## START Provided data

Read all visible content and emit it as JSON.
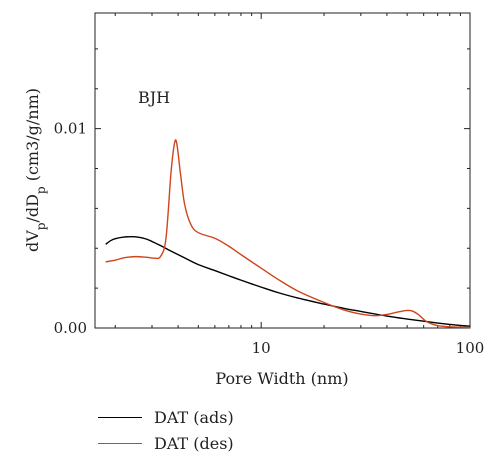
{
  "chart_data": {
    "type": "line",
    "annotation": "BJH",
    "xlabel": "Pore Width (nm)",
    "ylabel": "dV_p/dD_p (cm3/g/nm)",
    "xscale": "log",
    "xlim": [
      1.6,
      100
    ],
    "ylim": [
      0,
      0.0158
    ],
    "x_ticks": [
      10,
      100
    ],
    "y_ticks": [
      0.0,
      0.01
    ],
    "y_tick_labels": [
      "0.00",
      "0.01"
    ],
    "x_tick_labels": [
      "10",
      "100"
    ],
    "grid": false,
    "legend_position": "bottom-left, outside plot",
    "series": [
      {
        "name": "DAT (ads)",
        "color": "#000000",
        "points": [
          [
            1.8,
            0.0042
          ],
          [
            1.9,
            0.00438
          ],
          [
            2.0,
            0.00448
          ],
          [
            2.2,
            0.00456
          ],
          [
            2.4,
            0.00458
          ],
          [
            2.6,
            0.00455
          ],
          [
            2.8,
            0.00447
          ],
          [
            3.0,
            0.00434
          ],
          [
            3.3,
            0.00413
          ],
          [
            3.6,
            0.00392
          ],
          [
            4.0,
            0.00368
          ],
          [
            4.5,
            0.00341
          ],
          [
            5.0,
            0.00318
          ],
          [
            6.0,
            0.00288
          ],
          [
            7.0,
            0.00262
          ],
          [
            8.0,
            0.0024
          ],
          [
            10,
            0.00205
          ],
          [
            12,
            0.00178
          ],
          [
            15,
            0.0015
          ],
          [
            20,
            0.0012
          ],
          [
            25,
            0.00098
          ],
          [
            30,
            0.00083
          ],
          [
            40,
            0.0006
          ],
          [
            50,
            0.00045
          ],
          [
            60,
            0.00034
          ],
          [
            70,
            0.00025
          ],
          [
            80,
            0.00018
          ],
          [
            90,
            0.00013
          ],
          [
            100,
            9e-05
          ]
        ]
      },
      {
        "name": "DAT (des)",
        "color": "#d0451b",
        "points": [
          [
            1.8,
            0.00332
          ],
          [
            2.0,
            0.0034
          ],
          [
            2.2,
            0.00352
          ],
          [
            2.5,
            0.00358
          ],
          [
            2.8,
            0.00355
          ],
          [
            3.1,
            0.0035
          ],
          [
            3.3,
            0.0036
          ],
          [
            3.5,
            0.0045
          ],
          [
            3.7,
            0.0078
          ],
          [
            3.85,
            0.0093
          ],
          [
            3.95,
            0.0092
          ],
          [
            4.1,
            0.0078
          ],
          [
            4.3,
            0.0062
          ],
          [
            4.6,
            0.0052
          ],
          [
            5.0,
            0.00478
          ],
          [
            6.0,
            0.0045
          ],
          [
            7.0,
            0.0041
          ],
          [
            8.0,
            0.00368
          ],
          [
            10,
            0.003
          ],
          [
            12,
            0.00245
          ],
          [
            15,
            0.00185
          ],
          [
            20,
            0.00128
          ],
          [
            25,
            0.0009
          ],
          [
            30,
            0.0007
          ],
          [
            35,
            0.00062
          ],
          [
            40,
            0.00068
          ],
          [
            45,
            0.0008
          ],
          [
            50,
            0.00088
          ],
          [
            53,
            0.00085
          ],
          [
            57,
            0.00065
          ],
          [
            62,
            0.00032
          ],
          [
            70,
            0.00012
          ],
          [
            80,
            6e-05
          ],
          [
            100,
            3e-05
          ]
        ]
      }
    ]
  }
}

## END Provided data

» **Problem details**: Omit each picture, then return all of the listing exactly as it stands.

» **Solved exercise**:
Read all visible content and emit it as JSON.
{
  "chart_data": {
    "type": "line",
    "annotation": "BJH",
    "xlabel": "Pore Width (nm)",
    "ylabel": "dV_p/dD_p (cm3/g/nm)",
    "xscale": "log",
    "xlim": [
      1.6,
      100
    ],
    "ylim": [
      0,
      0.0158
    ],
    "x_ticks": [
      10,
      100
    ],
    "y_ticks": [
      0.0,
      0.01
    ],
    "y_tick_labels": [
      "0.00",
      "0.01"
    ],
    "x_tick_labels": [
      "10",
      "100"
    ],
    "grid": false,
    "legend_position": "bottom-left, outside plot",
    "series": [
      {
        "name": "DAT (ads)",
        "color": "#000000",
        "points": [
          [
            1.8,
            0.0042
          ],
          [
            1.9,
            0.00438
          ],
          [
            2.0,
            0.00448
          ],
          [
            2.2,
            0.00456
          ],
          [
            2.4,
            0.00458
          ],
          [
            2.6,
            0.00455
          ],
          [
            2.8,
            0.00447
          ],
          [
            3.0,
            0.00434
          ],
          [
            3.3,
            0.00413
          ],
          [
            3.6,
            0.00392
          ],
          [
            4.0,
            0.00368
          ],
          [
            4.5,
            0.00341
          ],
          [
            5.0,
            0.00318
          ],
          [
            6.0,
            0.00288
          ],
          [
            7.0,
            0.00262
          ],
          [
            8.0,
            0.0024
          ],
          [
            10,
            0.00205
          ],
          [
            12,
            0.00178
          ],
          [
            15,
            0.0015
          ],
          [
            20,
            0.0012
          ],
          [
            25,
            0.00098
          ],
          [
            30,
            0.00083
          ],
          [
            40,
            0.0006
          ],
          [
            50,
            0.00045
          ],
          [
            60,
            0.00034
          ],
          [
            70,
            0.00025
          ],
          [
            80,
            0.00018
          ],
          [
            90,
            0.00013
          ],
          [
            100,
            9e-05
          ]
        ]
      },
      {
        "name": "DAT (des)",
        "color": "#d0451b",
        "points": [
          [
            1.8,
            0.00332
          ],
          [
            2.0,
            0.0034
          ],
          [
            2.2,
            0.00352
          ],
          [
            2.5,
            0.00358
          ],
          [
            2.8,
            0.00355
          ],
          [
            3.1,
            0.0035
          ],
          [
            3.3,
            0.0036
          ],
          [
            3.5,
            0.0045
          ],
          [
            3.7,
            0.0078
          ],
          [
            3.85,
            0.0093
          ],
          [
            3.95,
            0.0092
          ],
          [
            4.1,
            0.0078
          ],
          [
            4.3,
            0.0062
          ],
          [
            4.6,
            0.0052
          ],
          [
            5.0,
            0.00478
          ],
          [
            6.0,
            0.0045
          ],
          [
            7.0,
            0.0041
          ],
          [
            8.0,
            0.00368
          ],
          [
            10,
            0.003
          ],
          [
            12,
            0.00245
          ],
          [
            15,
            0.00185
          ],
          [
            20,
            0.00128
          ],
          [
            25,
            0.0009
          ],
          [
            30,
            0.0007
          ],
          [
            35,
            0.00062
          ],
          [
            40,
            0.00068
          ],
          [
            45,
            0.0008
          ],
          [
            50,
            0.00088
          ],
          [
            53,
            0.00085
          ],
          [
            57,
            0.00065
          ],
          [
            62,
            0.00032
          ],
          [
            70,
            0.00012
          ],
          [
            80,
            6e-05
          ],
          [
            100,
            3e-05
          ]
        ]
      }
    ]
  }
}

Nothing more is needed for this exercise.